start

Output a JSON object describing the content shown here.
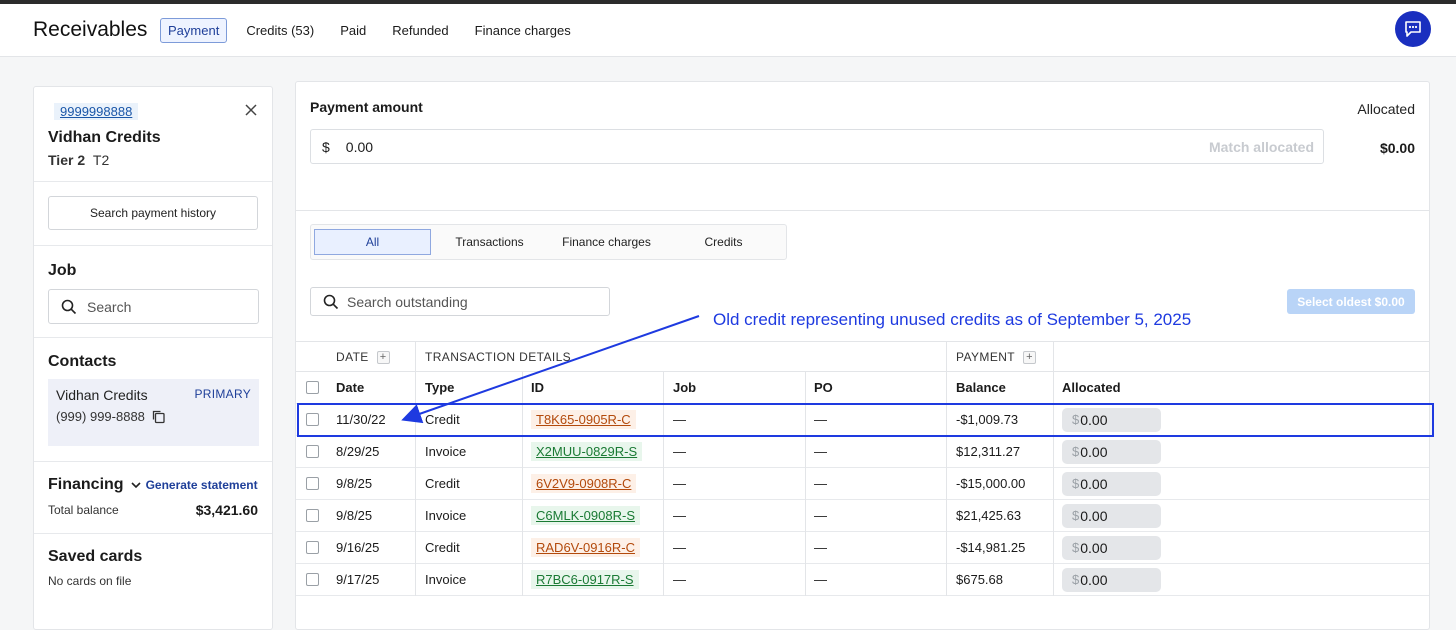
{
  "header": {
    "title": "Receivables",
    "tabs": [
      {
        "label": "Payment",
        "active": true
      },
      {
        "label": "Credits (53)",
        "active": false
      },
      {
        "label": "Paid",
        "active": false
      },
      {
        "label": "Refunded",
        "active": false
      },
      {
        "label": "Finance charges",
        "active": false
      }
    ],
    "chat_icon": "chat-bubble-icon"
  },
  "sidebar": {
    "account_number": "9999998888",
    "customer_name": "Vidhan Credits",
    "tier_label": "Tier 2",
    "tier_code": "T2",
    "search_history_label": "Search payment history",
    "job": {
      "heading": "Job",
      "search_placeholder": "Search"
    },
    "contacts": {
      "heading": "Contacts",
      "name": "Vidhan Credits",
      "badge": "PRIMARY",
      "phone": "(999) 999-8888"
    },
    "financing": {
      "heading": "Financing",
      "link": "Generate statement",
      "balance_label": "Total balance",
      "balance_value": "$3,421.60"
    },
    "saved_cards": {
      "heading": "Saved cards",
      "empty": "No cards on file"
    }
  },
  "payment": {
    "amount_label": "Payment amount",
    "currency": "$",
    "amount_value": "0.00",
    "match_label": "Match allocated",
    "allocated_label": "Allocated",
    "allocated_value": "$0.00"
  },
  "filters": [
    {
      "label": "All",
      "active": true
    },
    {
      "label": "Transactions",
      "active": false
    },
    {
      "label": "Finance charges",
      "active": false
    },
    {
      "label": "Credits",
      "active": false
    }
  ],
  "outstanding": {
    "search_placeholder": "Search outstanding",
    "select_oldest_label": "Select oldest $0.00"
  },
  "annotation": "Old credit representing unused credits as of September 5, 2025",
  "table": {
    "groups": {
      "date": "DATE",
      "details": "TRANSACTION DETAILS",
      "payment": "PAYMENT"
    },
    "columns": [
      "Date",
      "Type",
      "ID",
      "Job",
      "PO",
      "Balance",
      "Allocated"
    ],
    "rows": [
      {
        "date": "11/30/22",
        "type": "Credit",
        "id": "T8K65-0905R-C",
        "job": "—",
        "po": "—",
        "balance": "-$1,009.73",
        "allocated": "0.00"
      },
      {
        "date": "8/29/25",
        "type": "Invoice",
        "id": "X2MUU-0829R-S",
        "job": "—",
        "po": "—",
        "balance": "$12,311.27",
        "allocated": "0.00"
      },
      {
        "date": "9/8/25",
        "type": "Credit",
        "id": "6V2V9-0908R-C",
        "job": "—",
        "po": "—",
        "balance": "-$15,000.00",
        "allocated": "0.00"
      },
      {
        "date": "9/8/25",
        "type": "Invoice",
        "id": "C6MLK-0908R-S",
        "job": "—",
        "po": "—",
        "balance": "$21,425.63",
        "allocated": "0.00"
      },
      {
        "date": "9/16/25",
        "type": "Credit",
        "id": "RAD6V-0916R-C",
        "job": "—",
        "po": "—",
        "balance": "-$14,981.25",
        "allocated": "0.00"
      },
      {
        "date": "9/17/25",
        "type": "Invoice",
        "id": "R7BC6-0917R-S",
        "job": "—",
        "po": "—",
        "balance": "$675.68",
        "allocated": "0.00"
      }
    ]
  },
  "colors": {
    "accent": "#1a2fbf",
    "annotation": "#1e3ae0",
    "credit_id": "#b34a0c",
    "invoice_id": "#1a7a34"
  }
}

end

● Short exercise:
Output all of the records exactly as they appear above, but not the pictures.

● The output:
Output a JSON object describing the content shown here.
{
  "header": {
    "title": "Receivables",
    "tabs": [
      {
        "label": "Payment",
        "active": true
      },
      {
        "label": "Credits (53)",
        "active": false
      },
      {
        "label": "Paid",
        "active": false
      },
      {
        "label": "Refunded",
        "active": false
      },
      {
        "label": "Finance charges",
        "active": false
      }
    ],
    "chat_icon": "chat-bubble-icon"
  },
  "sidebar": {
    "account_number": "9999998888",
    "customer_name": "Vidhan Credits",
    "tier_label": "Tier 2",
    "tier_code": "T2",
    "search_history_label": "Search payment history",
    "job": {
      "heading": "Job",
      "search_placeholder": "Search"
    },
    "contacts": {
      "heading": "Contacts",
      "name": "Vidhan Credits",
      "badge": "PRIMARY",
      "phone": "(999) 999-8888"
    },
    "financing": {
      "heading": "Financing",
      "link": "Generate statement",
      "balance_label": "Total balance",
      "balance_value": "$3,421.60"
    },
    "saved_cards": {
      "heading": "Saved cards",
      "empty": "No cards on file"
    }
  },
  "payment": {
    "amount_label": "Payment amount",
    "currency": "$",
    "amount_value": "0.00",
    "match_label": "Match allocated",
    "allocated_label": "Allocated",
    "allocated_value": "$0.00"
  },
  "filters": [
    {
      "label": "All",
      "active": true
    },
    {
      "label": "Transactions",
      "active": false
    },
    {
      "label": "Finance charges",
      "active": false
    },
    {
      "label": "Credits",
      "active": false
    }
  ],
  "outstanding": {
    "search_placeholder": "Search outstanding",
    "select_oldest_label": "Select oldest $0.00"
  },
  "annotation": "Old credit representing unused credits as of September 5, 2025",
  "table": {
    "groups": {
      "date": "DATE",
      "details": "TRANSACTION DETAILS",
      "payment": "PAYMENT"
    },
    "columns": [
      "Date",
      "Type",
      "ID",
      "Job",
      "PO",
      "Balance",
      "Allocated"
    ],
    "rows": [
      {
        "date": "11/30/22",
        "type": "Credit",
        "id": "T8K65-0905R-C",
        "job": "—",
        "po": "—",
        "balance": "-$1,009.73",
        "allocated": "0.00"
      },
      {
        "date": "8/29/25",
        "type": "Invoice",
        "id": "X2MUU-0829R-S",
        "job": "—",
        "po": "—",
        "balance": "$12,311.27",
        "allocated": "0.00"
      },
      {
        "date": "9/8/25",
        "type": "Credit",
        "id": "6V2V9-0908R-C",
        "job": "—",
        "po": "—",
        "balance": "-$15,000.00",
        "allocated": "0.00"
      },
      {
        "date": "9/8/25",
        "type": "Invoice",
        "id": "C6MLK-0908R-S",
        "job": "—",
        "po": "—",
        "balance": "$21,425.63",
        "allocated": "0.00"
      },
      {
        "date": "9/16/25",
        "type": "Credit",
        "id": "RAD6V-0916R-C",
        "job": "—",
        "po": "—",
        "balance": "-$14,981.25",
        "allocated": "0.00"
      },
      {
        "date": "9/17/25",
        "type": "Invoice",
        "id": "R7BC6-0917R-S",
        "job": "—",
        "po": "—",
        "balance": "$675.68",
        "allocated": "0.00"
      }
    ]
  },
  "colors": {
    "accent": "#1a2fbf",
    "annotation": "#1e3ae0",
    "credit_id": "#b34a0c",
    "invoice_id": "#1a7a34"
  }
}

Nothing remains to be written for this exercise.